== Exercise prompt ==
In the listing below, count the lines containing the string "反其国必得志" and state only the number.

━━━ Provided information

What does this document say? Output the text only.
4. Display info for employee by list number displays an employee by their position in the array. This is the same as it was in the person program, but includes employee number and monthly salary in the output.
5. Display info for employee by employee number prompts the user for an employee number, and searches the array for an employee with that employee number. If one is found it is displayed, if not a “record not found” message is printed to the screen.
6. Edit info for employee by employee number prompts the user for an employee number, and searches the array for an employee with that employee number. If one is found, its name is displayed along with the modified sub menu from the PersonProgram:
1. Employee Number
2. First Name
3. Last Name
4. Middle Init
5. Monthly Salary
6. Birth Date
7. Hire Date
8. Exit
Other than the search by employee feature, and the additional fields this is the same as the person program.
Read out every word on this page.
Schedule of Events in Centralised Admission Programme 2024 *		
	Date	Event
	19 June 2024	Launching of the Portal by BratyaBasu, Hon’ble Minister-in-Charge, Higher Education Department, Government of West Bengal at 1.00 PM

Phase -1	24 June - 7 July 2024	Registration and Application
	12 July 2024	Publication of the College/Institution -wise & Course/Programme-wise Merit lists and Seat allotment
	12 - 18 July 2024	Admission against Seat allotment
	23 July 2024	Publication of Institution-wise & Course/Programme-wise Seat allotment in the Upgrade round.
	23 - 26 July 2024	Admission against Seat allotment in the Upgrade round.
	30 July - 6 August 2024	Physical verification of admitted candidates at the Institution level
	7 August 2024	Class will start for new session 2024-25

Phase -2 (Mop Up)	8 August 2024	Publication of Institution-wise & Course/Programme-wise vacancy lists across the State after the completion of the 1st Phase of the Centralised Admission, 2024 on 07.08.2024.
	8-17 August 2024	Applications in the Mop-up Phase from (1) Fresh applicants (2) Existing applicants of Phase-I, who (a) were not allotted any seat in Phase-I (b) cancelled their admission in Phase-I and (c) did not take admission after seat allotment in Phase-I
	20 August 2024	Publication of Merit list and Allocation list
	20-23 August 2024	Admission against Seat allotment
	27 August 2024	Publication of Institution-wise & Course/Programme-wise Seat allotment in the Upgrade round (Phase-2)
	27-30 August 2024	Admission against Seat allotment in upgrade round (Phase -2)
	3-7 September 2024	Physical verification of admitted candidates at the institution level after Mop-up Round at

━━━━━━
━━━ Provided information

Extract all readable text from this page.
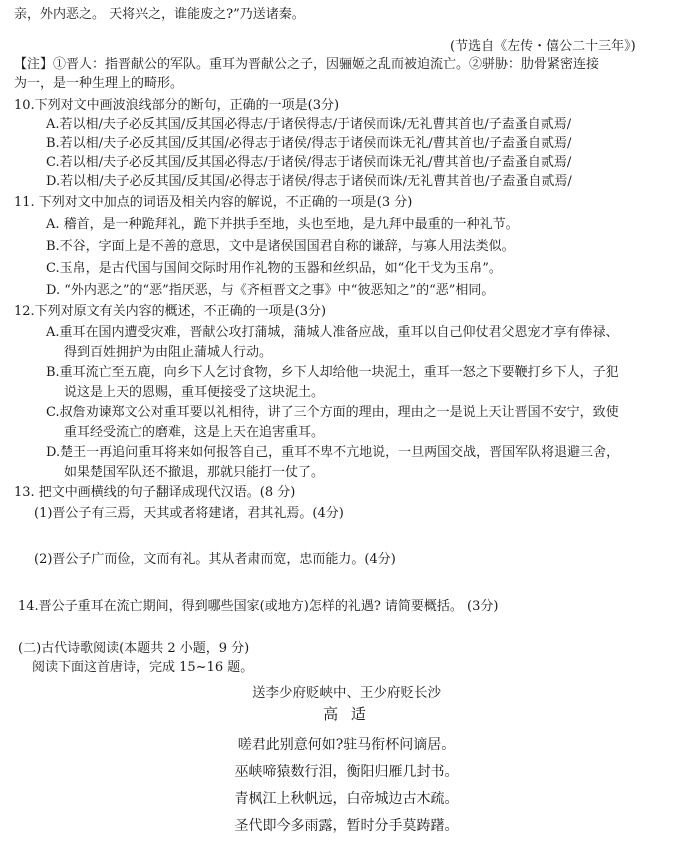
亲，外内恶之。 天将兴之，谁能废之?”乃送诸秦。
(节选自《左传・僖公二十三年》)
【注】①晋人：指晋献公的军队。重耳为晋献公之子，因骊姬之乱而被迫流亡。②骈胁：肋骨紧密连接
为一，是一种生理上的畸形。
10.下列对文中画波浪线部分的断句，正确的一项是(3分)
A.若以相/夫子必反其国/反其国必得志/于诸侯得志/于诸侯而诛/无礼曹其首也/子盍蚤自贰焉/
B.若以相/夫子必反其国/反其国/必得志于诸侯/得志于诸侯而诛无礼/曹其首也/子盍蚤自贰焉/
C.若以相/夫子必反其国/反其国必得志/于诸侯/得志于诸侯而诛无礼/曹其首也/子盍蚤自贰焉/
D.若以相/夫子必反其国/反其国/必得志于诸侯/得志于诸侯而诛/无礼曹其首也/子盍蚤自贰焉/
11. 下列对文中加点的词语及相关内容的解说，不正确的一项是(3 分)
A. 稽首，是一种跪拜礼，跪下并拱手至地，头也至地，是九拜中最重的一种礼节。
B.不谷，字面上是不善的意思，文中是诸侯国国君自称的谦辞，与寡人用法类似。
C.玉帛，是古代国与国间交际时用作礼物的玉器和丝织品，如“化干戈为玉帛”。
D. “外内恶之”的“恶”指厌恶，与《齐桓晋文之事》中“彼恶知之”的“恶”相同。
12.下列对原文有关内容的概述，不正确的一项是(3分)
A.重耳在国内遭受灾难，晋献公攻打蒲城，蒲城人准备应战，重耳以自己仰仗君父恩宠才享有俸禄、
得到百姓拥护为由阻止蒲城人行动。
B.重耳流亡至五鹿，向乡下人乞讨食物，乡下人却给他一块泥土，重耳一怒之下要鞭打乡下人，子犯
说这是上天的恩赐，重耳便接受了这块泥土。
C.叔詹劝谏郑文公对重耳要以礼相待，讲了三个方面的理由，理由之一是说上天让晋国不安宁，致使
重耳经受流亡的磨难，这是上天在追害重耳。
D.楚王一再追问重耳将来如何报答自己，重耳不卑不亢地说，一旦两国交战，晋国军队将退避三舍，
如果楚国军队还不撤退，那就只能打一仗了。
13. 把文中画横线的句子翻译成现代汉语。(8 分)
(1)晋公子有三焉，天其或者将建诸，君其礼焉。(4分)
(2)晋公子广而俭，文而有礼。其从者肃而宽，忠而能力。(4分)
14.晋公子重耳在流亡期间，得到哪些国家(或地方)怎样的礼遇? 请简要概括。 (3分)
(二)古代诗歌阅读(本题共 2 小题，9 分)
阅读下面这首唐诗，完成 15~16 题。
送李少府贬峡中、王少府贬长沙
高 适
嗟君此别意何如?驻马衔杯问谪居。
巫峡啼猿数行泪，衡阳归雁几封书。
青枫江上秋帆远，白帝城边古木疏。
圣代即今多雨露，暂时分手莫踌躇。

━━━━━━

== Full output ==
2